::: RECORDS SUPPLIED :::

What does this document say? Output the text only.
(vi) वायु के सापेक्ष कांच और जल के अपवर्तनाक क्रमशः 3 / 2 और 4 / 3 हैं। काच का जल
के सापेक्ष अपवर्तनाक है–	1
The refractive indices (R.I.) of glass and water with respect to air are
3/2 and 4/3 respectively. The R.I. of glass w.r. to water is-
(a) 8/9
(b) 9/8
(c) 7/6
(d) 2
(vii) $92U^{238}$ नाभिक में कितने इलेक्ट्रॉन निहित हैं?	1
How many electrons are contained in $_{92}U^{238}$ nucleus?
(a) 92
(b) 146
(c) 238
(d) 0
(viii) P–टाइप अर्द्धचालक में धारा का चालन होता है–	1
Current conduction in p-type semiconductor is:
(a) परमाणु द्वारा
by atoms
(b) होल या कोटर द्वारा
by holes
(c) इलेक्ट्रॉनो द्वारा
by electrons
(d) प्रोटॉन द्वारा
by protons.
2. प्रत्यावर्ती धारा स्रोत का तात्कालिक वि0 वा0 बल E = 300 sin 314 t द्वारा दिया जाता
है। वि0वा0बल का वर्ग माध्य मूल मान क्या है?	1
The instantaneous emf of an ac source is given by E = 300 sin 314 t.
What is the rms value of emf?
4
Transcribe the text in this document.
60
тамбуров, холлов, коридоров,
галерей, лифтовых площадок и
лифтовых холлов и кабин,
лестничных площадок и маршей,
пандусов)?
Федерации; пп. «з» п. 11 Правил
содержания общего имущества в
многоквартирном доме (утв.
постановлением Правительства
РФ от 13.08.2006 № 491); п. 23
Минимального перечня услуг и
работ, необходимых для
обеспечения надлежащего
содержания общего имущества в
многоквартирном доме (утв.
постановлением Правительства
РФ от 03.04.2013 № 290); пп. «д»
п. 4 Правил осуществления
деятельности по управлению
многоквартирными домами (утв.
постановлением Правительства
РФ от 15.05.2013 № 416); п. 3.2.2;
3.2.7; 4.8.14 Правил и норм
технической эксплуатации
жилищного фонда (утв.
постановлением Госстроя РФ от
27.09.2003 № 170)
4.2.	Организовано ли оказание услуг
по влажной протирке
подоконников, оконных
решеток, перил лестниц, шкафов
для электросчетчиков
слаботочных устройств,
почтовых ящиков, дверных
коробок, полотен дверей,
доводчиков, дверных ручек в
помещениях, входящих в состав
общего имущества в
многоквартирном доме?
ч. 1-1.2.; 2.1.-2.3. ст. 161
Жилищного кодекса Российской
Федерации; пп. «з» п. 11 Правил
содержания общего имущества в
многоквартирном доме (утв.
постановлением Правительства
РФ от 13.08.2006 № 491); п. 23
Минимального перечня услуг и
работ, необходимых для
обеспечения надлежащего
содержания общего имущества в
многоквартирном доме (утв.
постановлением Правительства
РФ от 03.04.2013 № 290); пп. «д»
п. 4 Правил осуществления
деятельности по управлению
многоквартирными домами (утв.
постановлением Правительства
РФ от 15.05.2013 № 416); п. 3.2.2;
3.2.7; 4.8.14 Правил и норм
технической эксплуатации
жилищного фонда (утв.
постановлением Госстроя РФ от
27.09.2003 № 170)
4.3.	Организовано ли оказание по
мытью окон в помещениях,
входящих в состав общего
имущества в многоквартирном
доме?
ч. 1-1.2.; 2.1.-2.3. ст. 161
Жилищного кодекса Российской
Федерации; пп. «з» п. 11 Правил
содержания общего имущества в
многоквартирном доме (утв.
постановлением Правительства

:::

EXERCISE DESCRIPTION: In the listing above, find the line containing "Transcribe the text in this document.", then reproduce it and each line after it through the end, exactly and with nothing added.

SOLUTION BELOW:
Transcribe the text in this document.
60
тамбуров, холлов, коридоров,
галерей, лифтовых площадок и
лифтовых холлов и кабин,
лестничных площадок и маршей,
пандусов)?
Федерации; пп. «з» п. 11 Правил
содержания общего имущества в
многоквартирном доме (утв.
постановлением Правительства
РФ от 13.08.2006 № 491); п. 23
Минимального перечня услуг и
работ, необходимых для
обеспечения надлежащего
содержания общего имущества в
многоквартирном доме (утв.
постановлением Правительства
РФ от 03.04.2013 № 290); пп. «д»
п. 4 Правил осуществления
деятельности по управлению
многоквартирными домами (утв.
постановлением Правительства
РФ от 15.05.2013 № 416); п. 3.2.2;
3.2.7; 4.8.14 Правил и норм
технической эксплуатации
жилищного фонда (утв.
постановлением Госстроя РФ от
27.09.2003 № 170)
4.2.	Организовано ли оказание услуг
по влажной протирке
подоконников, оконных
решеток, перил лестниц, шкафов
для электросчетчиков
слаботочных устройств,
почтовых ящиков, дверных
коробок, полотен дверей,
доводчиков, дверных ручек в
помещениях, входящих в состав
общего имущества в
многоквартирном доме?
ч. 1-1.2.; 2.1.-2.3. ст. 161
Жилищного кодекса Российской
Федерации; пп. «з» п. 11 Правил
содержания общего имущества в
многоквартирном доме (утв.
постановлением Правительства
РФ от 13.08.2006 № 491); п. 23
Минимального перечня услуг и
работ, необходимых для
обеспечения надлежащего
содержания общего имущества в
многоквартирном доме (утв.
постановлением Правительства
РФ от 03.04.2013 № 290); пп. «д»
п. 4 Правил осуществления
деятельности по управлению
многоквартирными домами (утв.
постановлением Правительства
РФ от 15.05.2013 № 416); п. 3.2.2;
3.2.7; 4.8.14 Правил и норм
технической эксплуатации
жилищного фонда (утв.
постановлением Госстроя РФ от
27.09.2003 № 170)
4.3.	Организовано ли оказание по
мытью окон в помещениях,
входящих в состав общего
имущества в многоквартирном
доме?
ч. 1-1.2.; 2.1.-2.3. ст. 161
Жилищного кодекса Российской
Федерации; пп. «з» п. 11 Правил
содержания общего имущества в
многоквартирном доме (утв.
постановлением Правительства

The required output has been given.